▸ RECORDS SHOWN

--

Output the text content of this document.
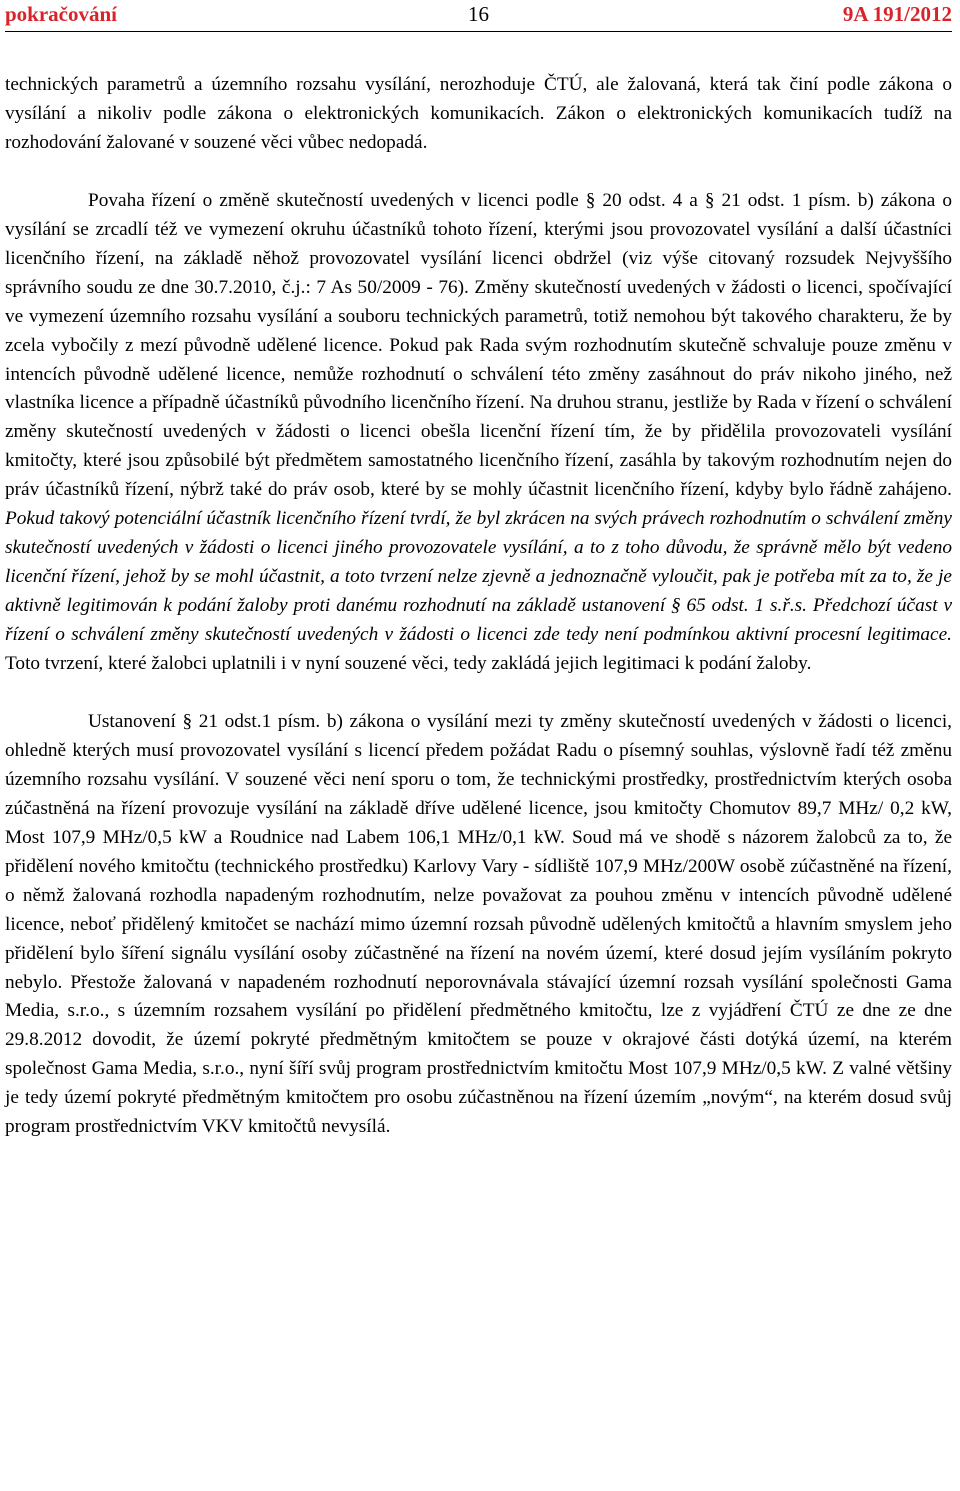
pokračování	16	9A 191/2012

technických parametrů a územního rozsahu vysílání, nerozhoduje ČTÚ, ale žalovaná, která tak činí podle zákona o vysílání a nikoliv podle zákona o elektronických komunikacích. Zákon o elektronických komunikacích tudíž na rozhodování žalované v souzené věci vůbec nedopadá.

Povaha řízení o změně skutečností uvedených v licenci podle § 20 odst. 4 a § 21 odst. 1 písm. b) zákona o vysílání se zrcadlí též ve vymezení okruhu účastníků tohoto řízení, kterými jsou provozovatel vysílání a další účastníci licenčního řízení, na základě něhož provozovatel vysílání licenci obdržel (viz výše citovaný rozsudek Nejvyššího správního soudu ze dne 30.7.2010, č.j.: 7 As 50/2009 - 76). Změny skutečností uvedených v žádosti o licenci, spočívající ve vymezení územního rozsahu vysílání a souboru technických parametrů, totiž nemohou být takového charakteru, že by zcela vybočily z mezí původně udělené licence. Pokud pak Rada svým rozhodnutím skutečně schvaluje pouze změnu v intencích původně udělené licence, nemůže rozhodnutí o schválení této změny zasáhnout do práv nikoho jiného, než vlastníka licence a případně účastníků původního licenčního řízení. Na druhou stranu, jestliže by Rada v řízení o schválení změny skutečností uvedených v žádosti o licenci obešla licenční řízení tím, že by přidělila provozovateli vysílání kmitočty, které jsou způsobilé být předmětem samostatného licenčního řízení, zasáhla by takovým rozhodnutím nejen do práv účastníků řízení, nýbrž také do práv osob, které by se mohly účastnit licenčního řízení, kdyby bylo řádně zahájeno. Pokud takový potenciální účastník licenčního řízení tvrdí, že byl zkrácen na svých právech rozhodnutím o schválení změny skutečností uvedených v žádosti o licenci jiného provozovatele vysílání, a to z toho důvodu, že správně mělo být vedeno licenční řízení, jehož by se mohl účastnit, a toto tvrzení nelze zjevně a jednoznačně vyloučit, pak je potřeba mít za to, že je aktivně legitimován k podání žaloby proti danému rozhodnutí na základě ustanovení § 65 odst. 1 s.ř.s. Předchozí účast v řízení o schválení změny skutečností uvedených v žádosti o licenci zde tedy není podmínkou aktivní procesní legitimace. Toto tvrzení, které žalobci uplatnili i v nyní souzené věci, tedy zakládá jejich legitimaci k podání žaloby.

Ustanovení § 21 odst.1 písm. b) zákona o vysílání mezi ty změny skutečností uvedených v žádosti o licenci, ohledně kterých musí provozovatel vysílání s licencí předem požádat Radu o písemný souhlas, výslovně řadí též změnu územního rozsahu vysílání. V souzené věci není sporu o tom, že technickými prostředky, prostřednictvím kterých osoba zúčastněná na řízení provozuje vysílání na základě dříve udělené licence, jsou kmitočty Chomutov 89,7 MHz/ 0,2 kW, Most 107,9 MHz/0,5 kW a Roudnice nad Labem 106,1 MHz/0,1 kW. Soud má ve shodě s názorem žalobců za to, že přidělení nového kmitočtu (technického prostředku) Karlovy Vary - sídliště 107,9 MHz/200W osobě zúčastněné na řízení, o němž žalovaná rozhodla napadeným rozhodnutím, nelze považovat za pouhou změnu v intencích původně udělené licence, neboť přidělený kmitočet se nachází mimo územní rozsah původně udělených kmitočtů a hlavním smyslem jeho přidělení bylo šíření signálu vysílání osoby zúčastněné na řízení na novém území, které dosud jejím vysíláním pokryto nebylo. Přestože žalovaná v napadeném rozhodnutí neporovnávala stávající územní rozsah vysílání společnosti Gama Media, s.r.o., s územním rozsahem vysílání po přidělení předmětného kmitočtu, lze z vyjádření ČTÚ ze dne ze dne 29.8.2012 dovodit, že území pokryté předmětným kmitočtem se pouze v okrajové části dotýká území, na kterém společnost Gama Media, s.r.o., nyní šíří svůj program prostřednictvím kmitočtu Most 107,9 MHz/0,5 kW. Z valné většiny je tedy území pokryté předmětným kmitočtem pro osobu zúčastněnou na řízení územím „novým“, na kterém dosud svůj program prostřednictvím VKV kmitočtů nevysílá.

--

▸ EXERCISE INSTRUCTIONS
Reproduce all of the material exactly, apart from the pictures.

▸ SOLUTION TO THE PROBLEM
Output the text content of this document.
pokračování	16	9A 191/2012

technických parametrů a územního rozsahu vysílání, nerozhoduje ČTÚ, ale žalovaná, která tak činí podle zákona o vysílání a nikoliv podle zákona o elektronických komunikacích. Zákon o elektronických komunikacích tudíž na rozhodování žalované v souzené věci vůbec nedopadá.

Povaha řízení o změně skutečností uvedených v licenci podle § 20 odst. 4 a § 21 odst. 1 písm. b) zákona o vysílání se zrcadlí též ve vymezení okruhu účastníků tohoto řízení, kterými jsou provozovatel vysílání a další účastníci licenčního řízení, na základě něhož provozovatel vysílání licenci obdržel (viz výše citovaný rozsudek Nejvyššího správního soudu ze dne 30.7.2010, č.j.: 7 As 50/2009 - 76). Změny skutečností uvedených v žádosti o licenci, spočívající ve vymezení územního rozsahu vysílání a souboru technických parametrů, totiž nemohou být takového charakteru, že by zcela vybočily z mezí původně udělené licence. Pokud pak Rada svým rozhodnutím skutečně schvaluje pouze změnu v intencích původně udělené licence, nemůže rozhodnutí o schválení této změny zasáhnout do práv nikoho jiného, než vlastníka licence a případně účastníků původního licenčního řízení. Na druhou stranu, jestliže by Rada v řízení o schválení změny skutečností uvedených v žádosti o licenci obešla licenční řízení tím, že by přidělila provozovateli vysílání kmitočty, které jsou způsobilé být předmětem samostatného licenčního řízení, zasáhla by takovým rozhodnutím nejen do práv účastníků řízení, nýbrž také do práv osob, které by se mohly účastnit licenčního řízení, kdyby bylo řádně zahájeno. Pokud takový potenciální účastník licenčního řízení tvrdí, že byl zkrácen na svých právech rozhodnutím o schválení změny skutečností uvedených v žádosti o licenci jiného provozovatele vysílání, a to z toho důvodu, že správně mělo být vedeno licenční řízení, jehož by se mohl účastnit, a toto tvrzení nelze zjevně a jednoznačně vyloučit, pak je potřeba mít za to, že je aktivně legitimován k podání žaloby proti danému rozhodnutí na základě ustanovení § 65 odst. 1 s.ř.s. Předchozí účast v řízení o schválení změny skutečností uvedených v žádosti o licenci zde tedy není podmínkou aktivní procesní legitimace. Toto tvrzení, které žalobci uplatnili i v nyní souzené věci, tedy zakládá jejich legitimaci k podání žaloby.

Ustanovení § 21 odst.1 písm. b) zákona o vysílání mezi ty změny skutečností uvedených v žádosti o licenci, ohledně kterých musí provozovatel vysílání s licencí předem požádat Radu o písemný souhlas, výslovně řadí též změnu územního rozsahu vysílání. V souzené věci není sporu o tom, že technickými prostředky, prostřednictvím kterých osoba zúčastněná na řízení provozuje vysílání na základě dříve udělené licence, jsou kmitočty Chomutov 89,7 MHz/ 0,2 kW, Most 107,9 MHz/0,5 kW a Roudnice nad Labem 106,1 MHz/0,1 kW. Soud má ve shodě s názorem žalobců za to, že přidělení nového kmitočtu (technického prostředku) Karlovy Vary - sídliště 107,9 MHz/200W osobě zúčastněné na řízení, o němž žalovaná rozhodla napadeným rozhodnutím, nelze považovat za pouhou změnu v intencích původně udělené licence, neboť přidělený kmitočet se nachází mimo územní rozsah původně udělených kmitočtů a hlavním smyslem jeho přidělení bylo šíření signálu vysílání osoby zúčastněné na řízení na novém území, které dosud jejím vysíláním pokryto nebylo. Přestože žalovaná v napadeném rozhodnutí neporovnávala stávající územní rozsah vysílání společnosti Gama Media, s.r.o., s územním rozsahem vysílání po přidělení předmětného kmitočtu, lze z vyjádření ČTÚ ze dne ze dne 29.8.2012 dovodit, že území pokryté předmětným kmitočtem se pouze v okrajové části dotýká území, na kterém společnost Gama Media, s.r.o., nyní šíří svůj program prostřednictvím kmitočtu Most 107,9 MHz/0,5 kW. Z valné většiny je tedy území pokryté předmětným kmitočtem pro osobu zúčastněnou na řízení územím „novým“, na kterém dosud svůj program prostřednictvím VKV kmitočtů nevysílá.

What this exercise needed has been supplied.